** Begin TASK INPUTS **

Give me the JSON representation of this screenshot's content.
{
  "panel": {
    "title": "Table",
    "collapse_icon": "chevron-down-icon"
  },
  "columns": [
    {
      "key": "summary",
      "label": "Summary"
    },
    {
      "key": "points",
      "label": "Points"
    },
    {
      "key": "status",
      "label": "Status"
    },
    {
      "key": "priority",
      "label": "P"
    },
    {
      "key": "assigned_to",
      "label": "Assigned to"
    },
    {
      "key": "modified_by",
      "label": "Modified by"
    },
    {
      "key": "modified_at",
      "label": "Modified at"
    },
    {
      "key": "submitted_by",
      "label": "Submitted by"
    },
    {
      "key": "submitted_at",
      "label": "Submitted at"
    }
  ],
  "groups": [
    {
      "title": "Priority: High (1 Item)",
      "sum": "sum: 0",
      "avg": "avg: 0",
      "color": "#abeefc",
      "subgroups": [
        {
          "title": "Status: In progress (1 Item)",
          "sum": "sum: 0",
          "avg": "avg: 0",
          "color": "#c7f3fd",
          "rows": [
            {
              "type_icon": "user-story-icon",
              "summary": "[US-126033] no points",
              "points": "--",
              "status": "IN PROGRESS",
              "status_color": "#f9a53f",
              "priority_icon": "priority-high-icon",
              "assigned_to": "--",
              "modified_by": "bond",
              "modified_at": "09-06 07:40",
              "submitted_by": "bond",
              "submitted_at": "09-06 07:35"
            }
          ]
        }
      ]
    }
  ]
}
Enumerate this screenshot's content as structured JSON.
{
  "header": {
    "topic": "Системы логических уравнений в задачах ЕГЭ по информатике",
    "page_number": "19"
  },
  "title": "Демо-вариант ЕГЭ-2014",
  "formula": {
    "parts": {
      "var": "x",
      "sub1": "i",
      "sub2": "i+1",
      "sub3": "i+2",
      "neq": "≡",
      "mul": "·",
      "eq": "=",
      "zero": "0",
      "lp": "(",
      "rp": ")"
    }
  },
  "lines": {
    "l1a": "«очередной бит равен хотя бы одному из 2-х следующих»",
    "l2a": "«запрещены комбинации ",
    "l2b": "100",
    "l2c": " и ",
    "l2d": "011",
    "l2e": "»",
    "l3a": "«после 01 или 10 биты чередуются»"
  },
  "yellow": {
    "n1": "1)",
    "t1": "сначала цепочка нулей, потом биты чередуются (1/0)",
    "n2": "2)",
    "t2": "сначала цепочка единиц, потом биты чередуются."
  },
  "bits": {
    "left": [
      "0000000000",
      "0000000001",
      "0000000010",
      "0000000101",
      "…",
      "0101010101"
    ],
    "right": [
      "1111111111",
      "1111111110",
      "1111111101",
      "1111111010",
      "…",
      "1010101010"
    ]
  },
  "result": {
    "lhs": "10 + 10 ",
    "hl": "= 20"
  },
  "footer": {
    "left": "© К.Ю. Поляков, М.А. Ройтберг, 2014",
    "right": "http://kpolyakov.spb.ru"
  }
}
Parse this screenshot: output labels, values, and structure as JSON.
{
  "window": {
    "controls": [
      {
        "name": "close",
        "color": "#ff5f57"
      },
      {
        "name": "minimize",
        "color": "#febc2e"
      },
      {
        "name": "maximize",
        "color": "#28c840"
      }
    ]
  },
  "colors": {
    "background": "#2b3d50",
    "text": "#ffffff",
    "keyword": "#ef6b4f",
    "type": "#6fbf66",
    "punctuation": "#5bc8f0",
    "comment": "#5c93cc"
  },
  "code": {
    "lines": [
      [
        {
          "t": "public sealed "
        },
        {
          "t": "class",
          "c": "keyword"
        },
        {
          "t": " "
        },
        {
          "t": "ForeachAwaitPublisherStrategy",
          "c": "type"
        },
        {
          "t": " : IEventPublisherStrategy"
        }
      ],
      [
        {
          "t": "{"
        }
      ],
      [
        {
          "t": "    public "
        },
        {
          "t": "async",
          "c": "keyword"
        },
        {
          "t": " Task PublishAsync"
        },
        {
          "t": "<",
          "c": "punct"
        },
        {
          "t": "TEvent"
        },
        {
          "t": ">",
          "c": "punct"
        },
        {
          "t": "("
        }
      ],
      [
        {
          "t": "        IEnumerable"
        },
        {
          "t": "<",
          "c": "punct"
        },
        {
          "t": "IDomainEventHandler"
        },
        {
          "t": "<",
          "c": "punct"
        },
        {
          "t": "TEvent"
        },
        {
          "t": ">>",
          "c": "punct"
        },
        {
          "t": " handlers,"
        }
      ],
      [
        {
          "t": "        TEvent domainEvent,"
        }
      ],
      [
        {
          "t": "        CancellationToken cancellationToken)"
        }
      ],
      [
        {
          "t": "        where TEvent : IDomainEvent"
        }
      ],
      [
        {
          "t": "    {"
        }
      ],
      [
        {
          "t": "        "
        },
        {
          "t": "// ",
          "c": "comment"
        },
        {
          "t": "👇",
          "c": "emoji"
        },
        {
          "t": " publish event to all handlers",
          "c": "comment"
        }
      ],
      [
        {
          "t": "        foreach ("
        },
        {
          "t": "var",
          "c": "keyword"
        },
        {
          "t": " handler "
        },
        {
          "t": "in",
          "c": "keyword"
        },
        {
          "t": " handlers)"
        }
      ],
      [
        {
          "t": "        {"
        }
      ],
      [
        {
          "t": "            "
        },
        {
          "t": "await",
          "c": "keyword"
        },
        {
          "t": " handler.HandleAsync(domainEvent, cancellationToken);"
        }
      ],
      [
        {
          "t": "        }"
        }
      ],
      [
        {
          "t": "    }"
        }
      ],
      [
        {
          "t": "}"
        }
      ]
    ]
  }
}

** End TASK INPUTS **

__SET EXERCISE__: Repeat each record in full; every line must match exactly.

__REPLY__:
Give me the JSON representation of this screenshot's content.
{
  "panel": {
    "title": "Table",
    "collapse_icon": "chevron-down-icon"
  },
  "columns": [
    {
      "key": "summary",
      "label": "Summary"
    },
    {
      "key": "points",
      "label": "Points"
    },
    {
      "key": "status",
      "label": "Status"
    },
    {
      "key": "priority",
      "label": "P"
    },
    {
      "key": "assigned_to",
      "label": "Assigned to"
    },
    {
      "key": "modified_by",
      "label": "Modified by"
    },
    {
      "key": "modified_at",
      "label": "Modified at"
    },
    {
      "key": "submitted_by",
      "label": "Submitted by"
    },
    {
      "key": "submitted_at",
      "label": "Submitted at"
    }
  ],
  "groups": [
    {
      "title": "Priority: High (1 Item)",
      "sum": "sum: 0",
      "avg": "avg: 0",
      "color": "#abeefc",
      "subgroups": [
        {
          "title": "Status: In progress (1 Item)",
          "sum": "sum: 0",
          "avg": "avg: 0",
          "color": "#c7f3fd",
          "rows": [
            {
              "type_icon": "user-story-icon",
              "summary": "[US-126033] no points",
              "points": "--",
              "status": "IN PROGRESS",
              "status_color": "#f9a53f",
              "priority_icon": "priority-high-icon",
              "assigned_to": "--",
              "modified_by": "bond",
              "modified_at": "09-06 07:40",
              "submitted_by": "bond",
              "submitted_at": "09-06 07:35"
            }
          ]
        }
      ]
    }
  ]
}
Enumerate this screenshot's content as structured JSON.
{
  "header": {
    "topic": "Системы логических уравнений в задачах ЕГЭ по информатике",
    "page_number": "19"
  },
  "title": "Демо-вариант ЕГЭ-2014",
  "formula": {
    "parts": {
      "var": "x",
      "sub1": "i",
      "sub2": "i+1",
      "sub3": "i+2",
      "neq": "≡",
      "mul": "·",
      "eq": "=",
      "zero": "0",
      "lp": "(",
      "rp": ")"
    }
  },
  "lines": {
    "l1a": "«очередной бит равен хотя бы одному из 2-х следующих»",
    "l2a": "«запрещены комбинации ",
    "l2b": "100",
    "l2c": " и ",
    "l2d": "011",
    "l2e": "»",
    "l3a": "«после 01 или 10 биты чередуются»"
  },
  "yellow": {
    "n1": "1)",
    "t1": "сначала цепочка нулей, потом биты чередуются (1/0)",
    "n2": "2)",
    "t2": "сначала цепочка единиц, потом биты чередуются."
  },
  "bits": {
    "left": [
      "0000000000",
      "0000000001",
      "0000000010",
      "0000000101",
      "…",
      "0101010101"
    ],
    "right": [
      "1111111111",
      "1111111110",
      "1111111101",
      "1111111010",
      "…",
      "1010101010"
    ]
  },
  "result": {
    "lhs": "10 + 10 ",
    "hl": "= 20"
  },
  "footer": {
    "left": "© К.Ю. Поляков, М.А. Ройтберг, 2014",
    "right": "http://kpolyakov.spb.ru"
  }
}
Parse this screenshot: output labels, values, and structure as JSON.
{
  "window": {
    "controls": [
      {
        "name": "close",
        "color": "#ff5f57"
      },
      {
        "name": "minimize",
        "color": "#febc2e"
      },
      {
        "name": "maximize",
        "color": "#28c840"
      }
    ]
  },
  "colors": {
    "background": "#2b3d50",
    "text": "#ffffff",
    "keyword": "#ef6b4f",
    "type": "#6fbf66",
    "punctuation": "#5bc8f0",
    "comment": "#5c93cc"
  },
  "code": {
    "lines": [
      [
        {
          "t": "public sealed "
        },
        {
          "t": "class",
          "c": "keyword"
        },
        {
          "t": " "
        },
        {
          "t": "ForeachAwaitPublisherStrategy",
          "c": "type"
        },
        {
          "t": " : IEventPublisherStrategy"
        }
      ],
      [
        {
          "t": "{"
        }
      ],
      [
        {
          "t": "    public "
        },
        {
          "t": "async",
          "c": "keyword"
        },
        {
          "t": " Task PublishAsync"
        },
        {
          "t": "<",
          "c": "punct"
        },
        {
          "t": "TEvent"
        },
        {
          "t": ">",
          "c": "punct"
        },
        {
          "t": "("
        }
      ],
      [
        {
          "t": "        IEnumerable"
        },
        {
          "t": "<",
          "c": "punct"
        },
        {
          "t": "IDomainEventHandler"
        },
        {
          "t": "<",
          "c": "punct"
        },
        {
          "t": "TEvent"
        },
        {
          "t": ">>",
          "c": "punct"
        },
        {
          "t": " handlers,"
        }
      ],
      [
        {
          "t": "        TEvent domainEvent,"
        }
      ],
      [
        {
          "t": "        CancellationToken cancellationToken)"
        }
      ],
      [
        {
          "t": "        where TEvent : IDomainEvent"
        }
      ],
      [
        {
          "t": "    {"
        }
      ],
      [
        {
          "t": "        "
        },
        {
          "t": "// ",
          "c": "comment"
        },
        {
          "t": "👇",
          "c": "emoji"
        },
        {
          "t": " publish event to all handlers",
          "c": "comment"
        }
      ],
      [
        {
          "t": "        foreach ("
        },
        {
          "t": "var",
          "c": "keyword"
        },
        {
          "t": " handler "
        },
        {
          "t": "in",
          "c": "keyword"
        },
        {
          "t": " handlers)"
        }
      ],
      [
        {
          "t": "        {"
        }
      ],
      [
        {
          "t": "            "
        },
        {
          "t": "await",
          "c": "keyword"
        },
        {
          "t": " handler.HandleAsync(domainEvent, cancellationToken);"
        }
      ],
      [
        {
          "t": "        }"
        }
      ],
      [
        {
          "t": "    }"
        }
      ],
      [
        {
          "t": "}"
        }
      ]
    ]
  }
}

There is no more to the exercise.